### Task brief:
Quote every line of the data below as it stands, omitting pictures.

BEGIN Supplied records

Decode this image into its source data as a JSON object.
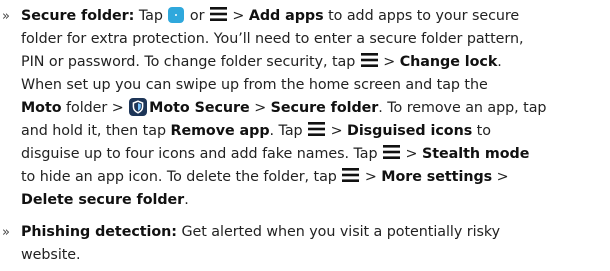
{
  "bullet": "»",
  "secure": {
    "heading": "Secure folder:",
    "tap": "Tap",
    "or": "or",
    "gt": ">",
    "add_apps": "Add apps",
    "l1_rest": "to add apps to your secure",
    "line2": "folder for extra protection. You’ll need to enter a secure folder pattern,",
    "l3_a": "PIN or password. To change folder security, tap",
    "change_lock": "Change lock",
    "period": ".",
    "line4": "When set up you can swipe up from the home screen and tap the",
    "moto": "Moto",
    "l5_b": "folder >",
    "moto_secure": "Moto Secure",
    "secure_folder": "Secure folder",
    "l5_c": ". To remove an app, tap",
    "l6_a": "and hold it, then tap",
    "remove_app": "Remove app",
    "l6_b": ". Tap",
    "disguised_icons": "Disguised icons",
    "l6_c": "to",
    "l7_a": "disguise up to four icons and add fake names. Tap",
    "stealth_mode": "Stealth mode",
    "l8_a": "to hide an app icon. To delete the folder, tap",
    "more_settings": "More settings",
    "delete_folder": "Delete secure folder"
  },
  "phishing": {
    "heading": "Phishing detection:",
    "l1_rest": "Get alerted when you visit a potentially risky",
    "l2": "website."
  },
  "icons": {
    "add_apps_icon": "add-apps-icon",
    "menu_icon": "menu-icon",
    "shield_icon": "moto-secure-shield-icon"
  },
  "colors": {
    "text": "#222222",
    "add_icon": "#2fa8dc",
    "shield": "#1d3557"
  }
}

END Supplied records

### Result below:
Decode this image into its source data as a JSON object.
{
  "bullet": "»",
  "secure": {
    "heading": "Secure folder:",
    "tap": "Tap",
    "or": "or",
    "gt": ">",
    "add_apps": "Add apps",
    "l1_rest": "to add apps to your secure",
    "line2": "folder for extra protection. You’ll need to enter a secure folder pattern,",
    "l3_a": "PIN or password. To change folder security, tap",
    "change_lock": "Change lock",
    "period": ".",
    "line4": "When set up you can swipe up from the home screen and tap the",
    "moto": "Moto",
    "l5_b": "folder >",
    "moto_secure": "Moto Secure",
    "secure_folder": "Secure folder",
    "l5_c": ". To remove an app, tap",
    "l6_a": "and hold it, then tap",
    "remove_app": "Remove app",
    "l6_b": ". Tap",
    "disguised_icons": "Disguised icons",
    "l6_c": "to",
    "l7_a": "disguise up to four icons and add fake names. Tap",
    "stealth_mode": "Stealth mode",
    "l8_a": "to hide an app icon. To delete the folder, tap",
    "more_settings": "More settings",
    "delete_folder": "Delete secure folder"
  },
  "phishing": {
    "heading": "Phishing detection:",
    "l1_rest": "Get alerted when you visit a potentially risky",
    "l2": "website."
  },
  "icons": {
    "add_apps_icon": "add-apps-icon",
    "menu_icon": "menu-icon",
    "shield_icon": "moto-secure-shield-icon"
  },
  "colors": {
    "text": "#222222",
    "add_icon": "#2fa8dc",
    "shield": "#1d3557"
  }
}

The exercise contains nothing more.